こうした発言の背景には、タリバンの支配を恐れるアフガニスタン人が、大量の難民となって流出するのではという危惧があります。EUの推計によると、2015年以降、難民申請を行ったアフガニスタン国民は約57万人に達するそうです。
EU加盟国の外相は8月17日に緊急会合を開き、タリバンの政権掌握がもたらす安全保障面の影響について議論していますけれども、ドイツのハイコ・マース外相によると、この会合の主要議題は、アフガニスタン在住のEU市民およびEU関連施設で働くアフガニスタン人スタッフの国外退避、タリバンへの対応、そして、アフガニスタン難民が大量に逃れてきた場合いかにして地域の不安定化を防ぐかだと明かし、「我々は、事態の進展を注視している。現在アフガニスタンで権力を行使している者たちの正当性は、その行動によって判断される……とりわけアフガニスタン周辺地域の安定化は重要だ。近隣諸国がさらなる難民の流入に直面するのは確実だからだ」と述べています。
ドイツのメルケル首相は、「アフガニスタンの難民が向かう先としてまず考えられる近隣諸国をサポートする取り組みだ」と述べ、アフガニスタンの隣国のイランやパキスタン、あるいは北部で国境を接するウズベキスタンやタジキスタンがより多くのアフガニスタン難民を受け入れられるよう、これら近隣諸国を支援すると表明しています。
2.大使館職員の国外退避
8月17日、日本政府はアフガニスタンの大使館職員12人をイギリスの軍用機でUAE(アラブ首長国連邦)のドバイに退避させました。
アフガニスタンの首都カブールにある日本大使館は15日をもって一時閉鎖し、トルコのイスタンブールに臨時事務所を設けて業務を継続するとしています。
外務省によりますと、アフガニスタンにはまだ若干名の日本人が残っているということですけれども、それだけではありません。

★ ★ ★ ★ ★ ★ ★

作業の指示
アフガニスタン情勢についての文章を、最後の文のあとから続けて書いてください。

[データソースからの記録]
★ ★ ★ ★ ★ ★ ★

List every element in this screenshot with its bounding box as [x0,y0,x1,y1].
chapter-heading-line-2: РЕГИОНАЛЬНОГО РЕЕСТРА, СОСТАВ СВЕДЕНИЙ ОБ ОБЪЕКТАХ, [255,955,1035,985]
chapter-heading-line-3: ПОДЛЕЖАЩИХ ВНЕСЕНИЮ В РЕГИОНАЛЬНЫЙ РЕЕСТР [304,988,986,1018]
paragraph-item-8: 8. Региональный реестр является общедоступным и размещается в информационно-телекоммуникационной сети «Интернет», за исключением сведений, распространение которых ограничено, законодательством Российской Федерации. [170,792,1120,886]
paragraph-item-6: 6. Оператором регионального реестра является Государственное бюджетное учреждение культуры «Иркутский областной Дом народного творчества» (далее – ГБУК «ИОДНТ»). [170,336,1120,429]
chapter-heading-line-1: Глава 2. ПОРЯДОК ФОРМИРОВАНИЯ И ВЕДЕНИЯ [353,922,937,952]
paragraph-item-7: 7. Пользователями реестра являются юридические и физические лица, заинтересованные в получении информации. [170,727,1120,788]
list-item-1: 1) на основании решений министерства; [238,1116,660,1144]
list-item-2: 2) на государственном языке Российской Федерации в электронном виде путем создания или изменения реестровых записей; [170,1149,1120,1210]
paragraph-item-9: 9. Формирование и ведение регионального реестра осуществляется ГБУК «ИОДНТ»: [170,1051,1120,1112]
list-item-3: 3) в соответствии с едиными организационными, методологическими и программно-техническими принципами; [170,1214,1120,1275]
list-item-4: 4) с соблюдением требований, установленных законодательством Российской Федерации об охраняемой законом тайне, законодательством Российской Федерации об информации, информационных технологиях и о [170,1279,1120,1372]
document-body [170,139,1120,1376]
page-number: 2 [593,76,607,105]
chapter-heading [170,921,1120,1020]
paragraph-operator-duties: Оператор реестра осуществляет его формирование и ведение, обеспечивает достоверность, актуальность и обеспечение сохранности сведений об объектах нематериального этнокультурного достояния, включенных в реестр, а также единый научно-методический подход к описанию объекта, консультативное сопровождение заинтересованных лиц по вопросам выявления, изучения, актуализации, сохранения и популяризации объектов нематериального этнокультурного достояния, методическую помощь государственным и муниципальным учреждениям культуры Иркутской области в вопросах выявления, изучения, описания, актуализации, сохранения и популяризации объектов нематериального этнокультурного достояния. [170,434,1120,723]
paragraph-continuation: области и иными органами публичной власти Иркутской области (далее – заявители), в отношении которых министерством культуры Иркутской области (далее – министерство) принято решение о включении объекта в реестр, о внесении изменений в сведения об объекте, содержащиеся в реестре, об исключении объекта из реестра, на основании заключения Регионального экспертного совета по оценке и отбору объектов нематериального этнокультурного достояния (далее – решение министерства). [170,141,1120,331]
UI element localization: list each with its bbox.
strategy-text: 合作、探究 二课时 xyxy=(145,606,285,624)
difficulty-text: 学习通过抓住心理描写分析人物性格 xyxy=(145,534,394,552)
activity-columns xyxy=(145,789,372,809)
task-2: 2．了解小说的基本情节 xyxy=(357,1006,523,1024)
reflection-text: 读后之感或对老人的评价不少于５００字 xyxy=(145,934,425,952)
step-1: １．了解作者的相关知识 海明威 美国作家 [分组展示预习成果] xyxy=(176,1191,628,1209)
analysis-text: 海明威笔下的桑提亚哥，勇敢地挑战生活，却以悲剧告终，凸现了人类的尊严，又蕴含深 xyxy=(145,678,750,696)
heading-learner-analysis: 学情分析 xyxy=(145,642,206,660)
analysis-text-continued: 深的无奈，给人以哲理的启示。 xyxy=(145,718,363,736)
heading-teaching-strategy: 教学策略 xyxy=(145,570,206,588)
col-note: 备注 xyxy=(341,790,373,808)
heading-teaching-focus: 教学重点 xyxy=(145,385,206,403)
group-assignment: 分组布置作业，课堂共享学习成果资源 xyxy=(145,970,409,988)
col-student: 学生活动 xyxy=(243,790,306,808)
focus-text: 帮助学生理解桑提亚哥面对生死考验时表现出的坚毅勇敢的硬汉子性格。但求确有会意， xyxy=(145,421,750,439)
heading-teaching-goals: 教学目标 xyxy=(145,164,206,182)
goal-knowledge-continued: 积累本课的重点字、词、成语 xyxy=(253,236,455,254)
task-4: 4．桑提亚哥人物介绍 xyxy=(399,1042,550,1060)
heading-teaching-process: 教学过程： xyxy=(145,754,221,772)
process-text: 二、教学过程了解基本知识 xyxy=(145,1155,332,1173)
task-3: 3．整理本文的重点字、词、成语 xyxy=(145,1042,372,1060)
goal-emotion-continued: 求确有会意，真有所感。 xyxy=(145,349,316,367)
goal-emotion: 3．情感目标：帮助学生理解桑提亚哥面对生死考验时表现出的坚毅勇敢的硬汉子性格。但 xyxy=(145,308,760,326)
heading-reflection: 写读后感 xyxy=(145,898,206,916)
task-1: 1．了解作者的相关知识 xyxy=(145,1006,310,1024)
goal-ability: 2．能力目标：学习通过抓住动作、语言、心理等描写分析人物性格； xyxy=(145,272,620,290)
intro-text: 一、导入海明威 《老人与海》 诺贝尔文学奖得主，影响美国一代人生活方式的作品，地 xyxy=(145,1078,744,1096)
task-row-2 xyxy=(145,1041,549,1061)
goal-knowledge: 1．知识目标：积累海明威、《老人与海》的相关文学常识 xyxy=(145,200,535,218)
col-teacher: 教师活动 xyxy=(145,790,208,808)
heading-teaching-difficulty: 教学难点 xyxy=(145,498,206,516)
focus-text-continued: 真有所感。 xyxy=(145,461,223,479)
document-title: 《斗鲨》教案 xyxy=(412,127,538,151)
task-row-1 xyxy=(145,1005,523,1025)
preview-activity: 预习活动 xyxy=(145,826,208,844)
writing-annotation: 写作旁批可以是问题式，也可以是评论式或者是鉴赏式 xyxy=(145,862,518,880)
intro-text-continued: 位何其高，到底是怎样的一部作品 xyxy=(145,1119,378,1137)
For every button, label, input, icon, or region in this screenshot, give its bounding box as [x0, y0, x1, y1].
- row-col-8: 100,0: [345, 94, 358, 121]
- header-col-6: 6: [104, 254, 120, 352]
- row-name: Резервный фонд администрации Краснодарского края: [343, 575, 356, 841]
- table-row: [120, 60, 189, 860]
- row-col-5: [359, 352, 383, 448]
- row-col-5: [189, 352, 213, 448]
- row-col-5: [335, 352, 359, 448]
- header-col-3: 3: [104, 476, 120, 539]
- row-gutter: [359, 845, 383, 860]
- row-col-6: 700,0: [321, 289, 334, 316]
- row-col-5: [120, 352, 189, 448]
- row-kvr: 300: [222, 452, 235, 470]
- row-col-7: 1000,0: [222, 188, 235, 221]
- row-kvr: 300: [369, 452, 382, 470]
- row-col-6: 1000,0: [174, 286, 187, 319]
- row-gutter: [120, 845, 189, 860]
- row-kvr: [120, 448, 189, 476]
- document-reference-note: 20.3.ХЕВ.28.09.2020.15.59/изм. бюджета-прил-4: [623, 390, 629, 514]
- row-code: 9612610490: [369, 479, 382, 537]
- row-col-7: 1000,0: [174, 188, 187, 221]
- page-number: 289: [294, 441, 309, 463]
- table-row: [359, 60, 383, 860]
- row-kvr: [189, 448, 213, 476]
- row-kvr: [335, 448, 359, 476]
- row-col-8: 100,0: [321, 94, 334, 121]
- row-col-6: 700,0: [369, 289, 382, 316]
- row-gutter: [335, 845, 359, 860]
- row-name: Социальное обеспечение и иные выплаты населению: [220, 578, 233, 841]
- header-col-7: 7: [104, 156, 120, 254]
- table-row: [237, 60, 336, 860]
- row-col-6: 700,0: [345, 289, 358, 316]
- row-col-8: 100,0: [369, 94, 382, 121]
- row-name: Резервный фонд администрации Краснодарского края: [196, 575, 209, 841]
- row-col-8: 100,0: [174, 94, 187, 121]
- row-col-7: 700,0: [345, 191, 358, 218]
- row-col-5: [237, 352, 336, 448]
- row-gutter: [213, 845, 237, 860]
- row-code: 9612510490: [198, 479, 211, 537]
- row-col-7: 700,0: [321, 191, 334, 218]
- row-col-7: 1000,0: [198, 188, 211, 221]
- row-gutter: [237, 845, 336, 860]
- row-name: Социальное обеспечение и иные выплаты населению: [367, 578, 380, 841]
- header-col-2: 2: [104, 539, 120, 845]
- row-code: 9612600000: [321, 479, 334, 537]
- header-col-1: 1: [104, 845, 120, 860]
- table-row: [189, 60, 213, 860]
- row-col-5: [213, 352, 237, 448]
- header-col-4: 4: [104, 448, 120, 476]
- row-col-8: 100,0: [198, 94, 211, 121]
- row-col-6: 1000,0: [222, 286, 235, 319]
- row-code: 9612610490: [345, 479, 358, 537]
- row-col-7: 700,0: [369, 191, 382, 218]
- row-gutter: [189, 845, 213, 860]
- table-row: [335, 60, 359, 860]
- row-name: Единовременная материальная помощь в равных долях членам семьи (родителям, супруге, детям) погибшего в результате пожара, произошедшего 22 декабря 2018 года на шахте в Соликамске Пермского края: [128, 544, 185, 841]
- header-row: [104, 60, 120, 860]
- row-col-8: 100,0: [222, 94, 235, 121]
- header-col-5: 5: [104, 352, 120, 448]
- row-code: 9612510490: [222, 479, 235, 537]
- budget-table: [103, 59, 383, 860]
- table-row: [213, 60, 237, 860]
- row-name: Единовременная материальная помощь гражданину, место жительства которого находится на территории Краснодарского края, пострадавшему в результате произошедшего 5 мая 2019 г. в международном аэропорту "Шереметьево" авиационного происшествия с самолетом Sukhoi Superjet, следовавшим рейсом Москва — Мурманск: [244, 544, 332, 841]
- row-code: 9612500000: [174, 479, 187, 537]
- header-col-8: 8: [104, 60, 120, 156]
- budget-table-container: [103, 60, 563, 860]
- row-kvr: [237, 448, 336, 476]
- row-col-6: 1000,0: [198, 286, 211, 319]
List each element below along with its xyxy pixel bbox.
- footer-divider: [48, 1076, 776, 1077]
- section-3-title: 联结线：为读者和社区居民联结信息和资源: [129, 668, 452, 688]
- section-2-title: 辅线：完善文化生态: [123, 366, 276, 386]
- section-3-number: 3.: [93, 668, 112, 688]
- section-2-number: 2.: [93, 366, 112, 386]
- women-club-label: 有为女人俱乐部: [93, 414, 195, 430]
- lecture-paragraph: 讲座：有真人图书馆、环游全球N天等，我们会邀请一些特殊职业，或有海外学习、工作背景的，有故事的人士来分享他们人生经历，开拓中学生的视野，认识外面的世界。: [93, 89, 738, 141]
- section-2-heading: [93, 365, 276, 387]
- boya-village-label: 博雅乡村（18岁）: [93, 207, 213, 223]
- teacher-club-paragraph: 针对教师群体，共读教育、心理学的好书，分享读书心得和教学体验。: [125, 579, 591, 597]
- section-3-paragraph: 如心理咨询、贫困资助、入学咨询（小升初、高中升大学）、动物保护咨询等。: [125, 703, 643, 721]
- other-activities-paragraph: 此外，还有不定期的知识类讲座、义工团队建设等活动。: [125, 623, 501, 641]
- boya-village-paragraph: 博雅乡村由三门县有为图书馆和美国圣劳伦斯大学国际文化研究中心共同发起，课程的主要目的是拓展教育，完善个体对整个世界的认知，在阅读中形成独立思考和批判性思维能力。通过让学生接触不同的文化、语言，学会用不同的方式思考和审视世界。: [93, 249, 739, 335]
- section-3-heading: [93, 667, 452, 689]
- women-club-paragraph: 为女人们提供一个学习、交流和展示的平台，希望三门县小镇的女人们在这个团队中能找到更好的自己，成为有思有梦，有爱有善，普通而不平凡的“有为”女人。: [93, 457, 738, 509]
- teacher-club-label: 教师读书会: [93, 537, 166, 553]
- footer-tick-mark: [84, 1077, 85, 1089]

★ ★ ★ ★ ★ ★ ★

作業の結果
複数の関係者によると、日本大使館や国際協力機構(JICA)事務所で働いてきたアフガニスタン人のスタッフやその家族が、国外に退避する見通しが立たないまま、アフガニスタン国内にとどまっていることが明らかになっています。
日本外務省の幹部によると、現地スタッフの退避は先週から議論をしていたものの、航空機の手配ができず、棚上げ状態になっているそうです。実際、退避するにして、家族も一緒に退避する必要があることから、人数も多くあり移動手段を確保する目途が立たないといった事情もあるようです。
3.退避進まぬ現地職員
現地職員が退避できないのは日本だけではありません。
アメリカとカナダは、アフガニスタン現地人職員を安全に避難させるためのプログラムを準備しています。
その一方で、韓国は現地職員を退避させる体制の準備も進んでいないようです。
バーミヤン地域で韓国外務省が進めていた文化教育事業に雇用されていたあるアフガニスタン人職員は、タリバンを避けてバーミヤンから丸3日歩いて首都カブールに着いたもののアフガニスタンを発つ飛行機に乗ることができず足止めを食らっています。
韓国は、タリバン政権が崩壊した2001年以降の20年の間に、約10億ドルの援助と陸軍医療支援団、工兵支援団、地方再建チームなどを派兵し、現地の多くの人材が韓国の部隊や病院などに雇用され、通訳や各種の業務を担っていました。
国連の元関係者は「韓国人たちは避難したが、韓国側に協力した現地人たちは脱出できずにいる……韓国政府も他の先進国のように、アフガニスタンで行った事業に雇用されていた現地人たちの安全の保障を求める声明を出し、対策に乗り出すべきだ」と対応を求めています。
現地の事情に詳しい関係者によると、韓国の政府と機関に勤めたという理由で迫害を受けることを憂慮し、脱出と移住を希望するアフガニスタン現地人は数百人に達するようです。
同じように他国政府にも脱出を希望する現地人職員が多数いると思われます。
4.アフガン事態は他人事ではない
今回のアフガニスタン事態は韓国に大きな衝撃を与えました。
なぜなら、北朝鮮と対峙している韓国の安全保障は、アメリカ軍の駐留によって保たれていることが改めて浮き彫りになったからです。
17日、中央日報は社説「アフガニスタン事態が韓米同盟の重要性を見せた」で次の様に述べています。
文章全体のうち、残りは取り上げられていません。